● **Exercise description**
Tally each line where the word "structured" occurs, then give only the total.

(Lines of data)
+===+

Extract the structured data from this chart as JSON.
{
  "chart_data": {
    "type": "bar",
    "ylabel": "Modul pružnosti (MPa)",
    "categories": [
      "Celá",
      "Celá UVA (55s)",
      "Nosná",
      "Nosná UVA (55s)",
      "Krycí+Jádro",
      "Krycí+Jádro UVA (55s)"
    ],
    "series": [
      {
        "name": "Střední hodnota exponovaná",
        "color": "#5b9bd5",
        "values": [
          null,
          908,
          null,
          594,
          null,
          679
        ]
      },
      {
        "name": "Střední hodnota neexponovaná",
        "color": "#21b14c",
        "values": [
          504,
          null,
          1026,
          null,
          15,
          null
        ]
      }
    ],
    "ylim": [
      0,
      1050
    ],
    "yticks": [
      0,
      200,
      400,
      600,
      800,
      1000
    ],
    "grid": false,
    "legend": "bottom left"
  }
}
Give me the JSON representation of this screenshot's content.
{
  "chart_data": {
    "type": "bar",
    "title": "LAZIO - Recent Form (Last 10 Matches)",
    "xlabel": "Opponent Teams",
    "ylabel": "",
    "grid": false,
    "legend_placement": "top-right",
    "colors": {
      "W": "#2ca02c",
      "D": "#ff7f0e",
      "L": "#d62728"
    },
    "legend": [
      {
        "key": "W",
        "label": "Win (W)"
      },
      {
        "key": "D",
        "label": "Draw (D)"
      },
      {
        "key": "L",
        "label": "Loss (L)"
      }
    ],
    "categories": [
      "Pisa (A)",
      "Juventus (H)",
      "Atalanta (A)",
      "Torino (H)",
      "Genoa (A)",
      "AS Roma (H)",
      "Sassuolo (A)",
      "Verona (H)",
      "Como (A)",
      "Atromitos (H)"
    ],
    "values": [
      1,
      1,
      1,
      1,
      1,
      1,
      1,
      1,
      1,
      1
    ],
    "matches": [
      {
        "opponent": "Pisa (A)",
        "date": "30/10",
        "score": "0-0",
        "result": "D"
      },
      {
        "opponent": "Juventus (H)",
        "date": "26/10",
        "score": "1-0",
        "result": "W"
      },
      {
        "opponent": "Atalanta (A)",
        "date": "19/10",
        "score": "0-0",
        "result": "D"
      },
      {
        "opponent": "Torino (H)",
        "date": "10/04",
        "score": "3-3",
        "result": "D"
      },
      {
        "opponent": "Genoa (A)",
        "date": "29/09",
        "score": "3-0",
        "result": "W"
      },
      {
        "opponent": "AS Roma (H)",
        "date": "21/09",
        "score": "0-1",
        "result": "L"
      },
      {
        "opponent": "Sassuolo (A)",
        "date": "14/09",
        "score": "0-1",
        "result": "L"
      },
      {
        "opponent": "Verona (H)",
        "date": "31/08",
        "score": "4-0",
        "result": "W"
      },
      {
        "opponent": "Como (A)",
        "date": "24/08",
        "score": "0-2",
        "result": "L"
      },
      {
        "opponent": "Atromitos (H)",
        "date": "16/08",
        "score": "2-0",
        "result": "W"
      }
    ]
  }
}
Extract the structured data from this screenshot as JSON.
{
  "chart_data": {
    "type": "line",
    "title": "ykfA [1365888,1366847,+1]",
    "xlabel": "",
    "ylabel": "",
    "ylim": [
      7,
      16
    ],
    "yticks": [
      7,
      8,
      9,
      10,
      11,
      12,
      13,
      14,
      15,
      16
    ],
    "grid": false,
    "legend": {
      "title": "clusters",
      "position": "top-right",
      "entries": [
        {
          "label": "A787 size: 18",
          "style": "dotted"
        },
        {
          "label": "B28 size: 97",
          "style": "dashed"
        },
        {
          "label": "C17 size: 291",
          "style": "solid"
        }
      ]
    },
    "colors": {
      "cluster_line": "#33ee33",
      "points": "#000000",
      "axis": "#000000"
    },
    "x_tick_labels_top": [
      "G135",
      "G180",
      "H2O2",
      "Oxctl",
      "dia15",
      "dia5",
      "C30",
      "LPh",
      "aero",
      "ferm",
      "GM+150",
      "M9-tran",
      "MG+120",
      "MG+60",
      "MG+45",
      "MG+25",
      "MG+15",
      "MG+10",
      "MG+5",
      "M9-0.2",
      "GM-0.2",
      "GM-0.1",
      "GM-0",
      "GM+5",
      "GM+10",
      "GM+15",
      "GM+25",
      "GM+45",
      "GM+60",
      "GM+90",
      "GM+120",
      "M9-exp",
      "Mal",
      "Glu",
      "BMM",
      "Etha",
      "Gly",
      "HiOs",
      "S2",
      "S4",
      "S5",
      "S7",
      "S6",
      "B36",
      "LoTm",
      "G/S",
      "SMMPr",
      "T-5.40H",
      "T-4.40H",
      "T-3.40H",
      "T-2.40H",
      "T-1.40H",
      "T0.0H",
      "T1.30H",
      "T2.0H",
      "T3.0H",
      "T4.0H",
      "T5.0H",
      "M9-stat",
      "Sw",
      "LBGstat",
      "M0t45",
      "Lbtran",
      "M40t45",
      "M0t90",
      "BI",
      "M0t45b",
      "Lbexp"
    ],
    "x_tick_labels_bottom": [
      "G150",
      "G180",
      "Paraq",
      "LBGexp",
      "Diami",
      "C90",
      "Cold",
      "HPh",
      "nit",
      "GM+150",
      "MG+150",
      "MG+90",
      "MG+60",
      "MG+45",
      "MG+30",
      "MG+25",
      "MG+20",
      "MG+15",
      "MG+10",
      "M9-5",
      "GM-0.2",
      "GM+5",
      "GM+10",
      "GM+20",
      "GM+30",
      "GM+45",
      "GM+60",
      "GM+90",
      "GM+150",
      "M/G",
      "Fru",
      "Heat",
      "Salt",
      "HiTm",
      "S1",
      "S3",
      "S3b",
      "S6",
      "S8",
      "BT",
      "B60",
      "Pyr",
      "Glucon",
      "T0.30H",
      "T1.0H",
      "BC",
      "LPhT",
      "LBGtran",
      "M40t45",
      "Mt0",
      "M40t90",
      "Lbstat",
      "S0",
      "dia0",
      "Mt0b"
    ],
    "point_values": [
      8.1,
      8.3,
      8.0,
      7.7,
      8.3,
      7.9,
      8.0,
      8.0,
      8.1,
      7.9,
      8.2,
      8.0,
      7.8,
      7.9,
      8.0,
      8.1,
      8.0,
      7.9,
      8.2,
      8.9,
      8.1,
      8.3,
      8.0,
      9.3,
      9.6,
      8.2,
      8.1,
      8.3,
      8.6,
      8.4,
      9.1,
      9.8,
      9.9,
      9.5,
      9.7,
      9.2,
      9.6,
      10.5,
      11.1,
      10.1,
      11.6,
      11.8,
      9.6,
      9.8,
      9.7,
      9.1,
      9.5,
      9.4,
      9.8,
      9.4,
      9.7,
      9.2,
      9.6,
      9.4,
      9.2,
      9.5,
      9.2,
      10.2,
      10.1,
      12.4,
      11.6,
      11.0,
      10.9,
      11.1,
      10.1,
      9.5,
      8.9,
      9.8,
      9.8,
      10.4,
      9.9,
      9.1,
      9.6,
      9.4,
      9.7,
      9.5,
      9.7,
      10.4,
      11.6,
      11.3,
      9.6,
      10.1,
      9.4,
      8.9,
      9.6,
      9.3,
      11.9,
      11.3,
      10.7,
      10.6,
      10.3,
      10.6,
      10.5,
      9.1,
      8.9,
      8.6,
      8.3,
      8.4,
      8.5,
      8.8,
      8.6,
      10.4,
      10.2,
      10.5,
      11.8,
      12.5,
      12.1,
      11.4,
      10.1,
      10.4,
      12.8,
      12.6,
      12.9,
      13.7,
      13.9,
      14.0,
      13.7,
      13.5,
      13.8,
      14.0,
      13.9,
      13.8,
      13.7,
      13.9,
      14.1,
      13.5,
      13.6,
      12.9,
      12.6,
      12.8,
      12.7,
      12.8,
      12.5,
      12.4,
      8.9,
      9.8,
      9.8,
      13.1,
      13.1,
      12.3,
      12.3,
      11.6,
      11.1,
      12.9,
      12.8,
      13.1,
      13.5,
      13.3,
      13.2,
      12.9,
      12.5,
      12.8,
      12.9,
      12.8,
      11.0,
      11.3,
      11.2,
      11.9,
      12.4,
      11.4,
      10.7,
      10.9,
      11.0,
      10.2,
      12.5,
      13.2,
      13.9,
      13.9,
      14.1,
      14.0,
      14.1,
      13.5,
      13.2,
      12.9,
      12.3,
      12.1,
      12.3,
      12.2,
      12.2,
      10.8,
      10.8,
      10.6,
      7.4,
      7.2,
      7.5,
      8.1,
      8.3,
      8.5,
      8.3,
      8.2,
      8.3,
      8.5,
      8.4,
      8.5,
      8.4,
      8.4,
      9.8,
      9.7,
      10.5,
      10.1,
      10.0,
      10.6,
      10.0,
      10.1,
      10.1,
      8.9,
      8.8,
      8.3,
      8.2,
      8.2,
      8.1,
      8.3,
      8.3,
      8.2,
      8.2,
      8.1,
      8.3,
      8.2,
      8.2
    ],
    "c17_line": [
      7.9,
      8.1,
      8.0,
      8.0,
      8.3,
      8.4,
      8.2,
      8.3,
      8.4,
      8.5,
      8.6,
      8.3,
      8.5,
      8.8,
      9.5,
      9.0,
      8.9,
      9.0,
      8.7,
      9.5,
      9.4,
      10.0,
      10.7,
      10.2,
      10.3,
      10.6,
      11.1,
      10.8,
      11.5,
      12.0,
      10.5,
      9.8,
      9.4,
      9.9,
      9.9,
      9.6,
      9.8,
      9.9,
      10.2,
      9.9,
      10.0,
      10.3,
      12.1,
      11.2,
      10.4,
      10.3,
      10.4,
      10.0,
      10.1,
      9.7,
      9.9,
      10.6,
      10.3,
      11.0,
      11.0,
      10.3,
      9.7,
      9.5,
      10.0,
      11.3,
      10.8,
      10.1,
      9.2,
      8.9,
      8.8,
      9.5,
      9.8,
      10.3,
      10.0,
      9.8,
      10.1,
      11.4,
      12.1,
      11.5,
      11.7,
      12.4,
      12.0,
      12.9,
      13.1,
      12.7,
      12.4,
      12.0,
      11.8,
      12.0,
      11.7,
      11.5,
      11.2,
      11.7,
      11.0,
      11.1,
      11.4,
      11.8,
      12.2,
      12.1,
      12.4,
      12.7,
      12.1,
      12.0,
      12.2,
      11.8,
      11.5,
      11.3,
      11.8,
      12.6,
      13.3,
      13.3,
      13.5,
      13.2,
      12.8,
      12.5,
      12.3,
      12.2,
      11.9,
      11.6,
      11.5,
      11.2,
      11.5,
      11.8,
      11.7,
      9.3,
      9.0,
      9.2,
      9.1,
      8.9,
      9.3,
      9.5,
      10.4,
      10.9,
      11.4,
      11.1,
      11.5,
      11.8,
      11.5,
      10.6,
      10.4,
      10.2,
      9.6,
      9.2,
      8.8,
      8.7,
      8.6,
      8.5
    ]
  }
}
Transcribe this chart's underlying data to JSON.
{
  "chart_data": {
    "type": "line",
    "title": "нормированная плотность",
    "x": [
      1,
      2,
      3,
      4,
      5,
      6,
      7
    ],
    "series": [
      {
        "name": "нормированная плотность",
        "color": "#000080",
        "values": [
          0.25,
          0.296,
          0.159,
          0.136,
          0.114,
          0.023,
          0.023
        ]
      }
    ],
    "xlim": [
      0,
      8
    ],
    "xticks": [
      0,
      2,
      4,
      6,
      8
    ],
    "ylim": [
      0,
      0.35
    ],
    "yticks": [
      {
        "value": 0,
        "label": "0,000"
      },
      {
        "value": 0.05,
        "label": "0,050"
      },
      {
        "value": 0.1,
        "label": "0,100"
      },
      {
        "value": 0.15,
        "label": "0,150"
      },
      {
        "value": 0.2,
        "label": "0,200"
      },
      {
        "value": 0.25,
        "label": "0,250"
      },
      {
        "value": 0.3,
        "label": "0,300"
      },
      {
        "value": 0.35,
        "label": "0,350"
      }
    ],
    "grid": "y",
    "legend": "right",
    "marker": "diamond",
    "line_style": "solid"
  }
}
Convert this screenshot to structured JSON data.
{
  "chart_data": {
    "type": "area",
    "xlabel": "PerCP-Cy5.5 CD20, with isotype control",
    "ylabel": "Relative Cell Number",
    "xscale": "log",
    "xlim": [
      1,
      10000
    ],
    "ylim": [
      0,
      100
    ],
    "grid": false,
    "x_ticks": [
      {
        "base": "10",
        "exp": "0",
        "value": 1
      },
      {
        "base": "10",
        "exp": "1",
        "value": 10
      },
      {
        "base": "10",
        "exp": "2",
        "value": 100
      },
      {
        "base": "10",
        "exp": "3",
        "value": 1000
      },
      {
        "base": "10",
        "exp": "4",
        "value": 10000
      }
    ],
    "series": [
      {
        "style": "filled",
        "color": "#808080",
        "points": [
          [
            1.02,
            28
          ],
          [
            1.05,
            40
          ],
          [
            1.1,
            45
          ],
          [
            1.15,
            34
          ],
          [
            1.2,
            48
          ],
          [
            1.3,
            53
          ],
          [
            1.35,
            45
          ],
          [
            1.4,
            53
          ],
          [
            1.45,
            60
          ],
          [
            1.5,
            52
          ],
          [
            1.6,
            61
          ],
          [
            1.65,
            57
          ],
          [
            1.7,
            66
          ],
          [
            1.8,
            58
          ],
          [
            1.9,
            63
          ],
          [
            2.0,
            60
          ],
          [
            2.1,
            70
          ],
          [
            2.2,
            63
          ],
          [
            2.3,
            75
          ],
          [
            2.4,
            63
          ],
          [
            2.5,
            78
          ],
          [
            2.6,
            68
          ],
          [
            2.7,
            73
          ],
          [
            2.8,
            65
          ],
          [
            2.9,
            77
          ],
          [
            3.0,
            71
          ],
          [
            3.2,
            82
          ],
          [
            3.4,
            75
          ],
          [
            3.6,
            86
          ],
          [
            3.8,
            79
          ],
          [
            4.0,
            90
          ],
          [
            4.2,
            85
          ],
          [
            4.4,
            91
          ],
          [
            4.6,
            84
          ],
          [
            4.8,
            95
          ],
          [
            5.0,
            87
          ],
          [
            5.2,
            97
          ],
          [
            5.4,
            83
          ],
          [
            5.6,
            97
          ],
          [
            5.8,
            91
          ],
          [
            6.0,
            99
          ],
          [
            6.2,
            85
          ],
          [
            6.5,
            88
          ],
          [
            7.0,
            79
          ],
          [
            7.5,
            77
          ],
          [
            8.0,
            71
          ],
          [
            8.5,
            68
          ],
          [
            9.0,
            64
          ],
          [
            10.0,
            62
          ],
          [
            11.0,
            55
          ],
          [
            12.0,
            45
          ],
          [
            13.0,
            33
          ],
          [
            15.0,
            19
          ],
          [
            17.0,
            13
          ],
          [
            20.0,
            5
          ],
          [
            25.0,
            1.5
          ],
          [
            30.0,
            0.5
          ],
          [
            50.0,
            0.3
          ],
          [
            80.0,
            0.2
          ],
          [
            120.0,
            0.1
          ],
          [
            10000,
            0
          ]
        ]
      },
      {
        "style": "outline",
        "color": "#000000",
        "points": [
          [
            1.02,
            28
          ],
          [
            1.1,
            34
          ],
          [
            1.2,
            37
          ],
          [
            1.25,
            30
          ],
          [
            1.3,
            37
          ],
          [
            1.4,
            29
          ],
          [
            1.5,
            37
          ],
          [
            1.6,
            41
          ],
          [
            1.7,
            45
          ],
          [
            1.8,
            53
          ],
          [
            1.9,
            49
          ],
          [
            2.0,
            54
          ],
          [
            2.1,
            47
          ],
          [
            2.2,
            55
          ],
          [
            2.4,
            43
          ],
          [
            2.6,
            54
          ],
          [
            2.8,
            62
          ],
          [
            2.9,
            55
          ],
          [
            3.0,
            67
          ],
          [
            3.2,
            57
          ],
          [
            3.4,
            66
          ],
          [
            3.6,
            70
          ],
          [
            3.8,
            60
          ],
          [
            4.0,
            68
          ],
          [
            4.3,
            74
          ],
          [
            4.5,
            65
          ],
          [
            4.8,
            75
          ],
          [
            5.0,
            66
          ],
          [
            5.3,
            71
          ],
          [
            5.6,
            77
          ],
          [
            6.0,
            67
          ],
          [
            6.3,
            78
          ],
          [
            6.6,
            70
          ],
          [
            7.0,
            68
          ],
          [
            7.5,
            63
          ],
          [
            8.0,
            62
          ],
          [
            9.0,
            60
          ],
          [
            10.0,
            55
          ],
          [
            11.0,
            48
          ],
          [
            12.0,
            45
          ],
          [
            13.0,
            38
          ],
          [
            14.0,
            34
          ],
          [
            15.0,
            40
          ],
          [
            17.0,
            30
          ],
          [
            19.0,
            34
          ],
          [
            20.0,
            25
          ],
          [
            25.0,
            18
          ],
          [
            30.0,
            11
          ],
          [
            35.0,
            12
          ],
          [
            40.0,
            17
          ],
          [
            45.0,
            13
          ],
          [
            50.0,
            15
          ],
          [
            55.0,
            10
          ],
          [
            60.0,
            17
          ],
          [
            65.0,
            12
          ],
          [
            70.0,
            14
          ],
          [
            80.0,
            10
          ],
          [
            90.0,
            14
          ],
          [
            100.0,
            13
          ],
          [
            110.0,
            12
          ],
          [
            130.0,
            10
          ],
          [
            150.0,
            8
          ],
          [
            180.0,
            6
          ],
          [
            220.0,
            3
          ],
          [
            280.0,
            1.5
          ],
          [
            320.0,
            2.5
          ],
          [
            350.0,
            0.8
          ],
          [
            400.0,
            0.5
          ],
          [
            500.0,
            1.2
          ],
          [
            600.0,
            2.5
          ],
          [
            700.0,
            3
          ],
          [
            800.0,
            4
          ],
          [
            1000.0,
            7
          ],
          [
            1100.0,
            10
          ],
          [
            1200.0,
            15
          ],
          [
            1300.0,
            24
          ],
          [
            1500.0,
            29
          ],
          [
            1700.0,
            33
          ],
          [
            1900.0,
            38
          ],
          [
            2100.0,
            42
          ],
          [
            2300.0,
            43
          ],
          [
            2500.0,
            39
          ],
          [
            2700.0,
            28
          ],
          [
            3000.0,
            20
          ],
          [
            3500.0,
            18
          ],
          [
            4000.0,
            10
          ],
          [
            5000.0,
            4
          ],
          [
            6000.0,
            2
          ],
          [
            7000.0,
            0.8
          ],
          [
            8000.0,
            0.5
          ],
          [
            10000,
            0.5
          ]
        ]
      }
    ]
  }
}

+===+

● **Task answer**
3